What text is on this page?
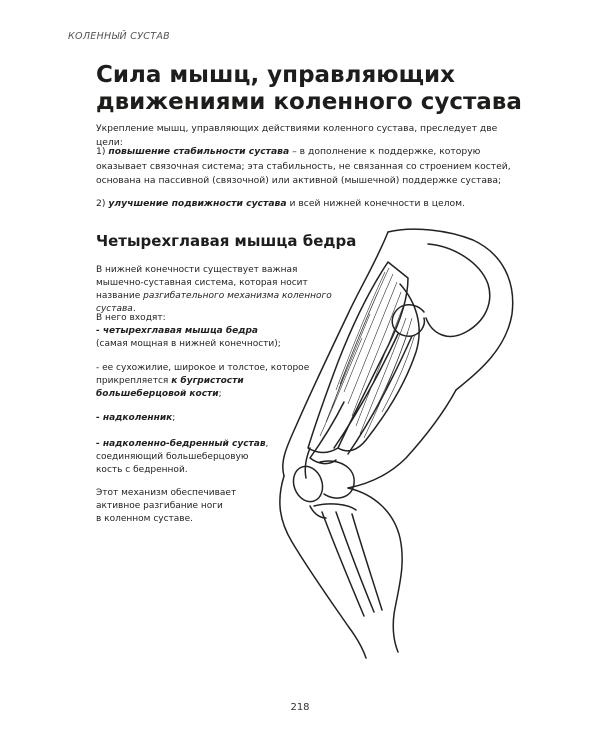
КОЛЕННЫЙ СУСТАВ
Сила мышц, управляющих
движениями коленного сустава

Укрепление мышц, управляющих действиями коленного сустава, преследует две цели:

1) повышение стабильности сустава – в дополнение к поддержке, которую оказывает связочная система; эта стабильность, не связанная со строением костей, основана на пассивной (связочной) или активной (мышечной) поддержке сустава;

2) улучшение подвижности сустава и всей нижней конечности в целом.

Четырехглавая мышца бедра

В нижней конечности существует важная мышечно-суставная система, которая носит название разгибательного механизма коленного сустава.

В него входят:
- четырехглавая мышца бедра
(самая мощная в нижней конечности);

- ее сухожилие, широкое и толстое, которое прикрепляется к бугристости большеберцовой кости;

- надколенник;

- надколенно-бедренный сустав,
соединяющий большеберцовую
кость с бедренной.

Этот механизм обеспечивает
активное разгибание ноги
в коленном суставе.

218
○ ○ ○ ○ ○ ○ ○
Every line that holds the word "мышца" should be extracted.

Expected answer:
Четырехглавая мышца бедра
- четырехглавая мышца бедра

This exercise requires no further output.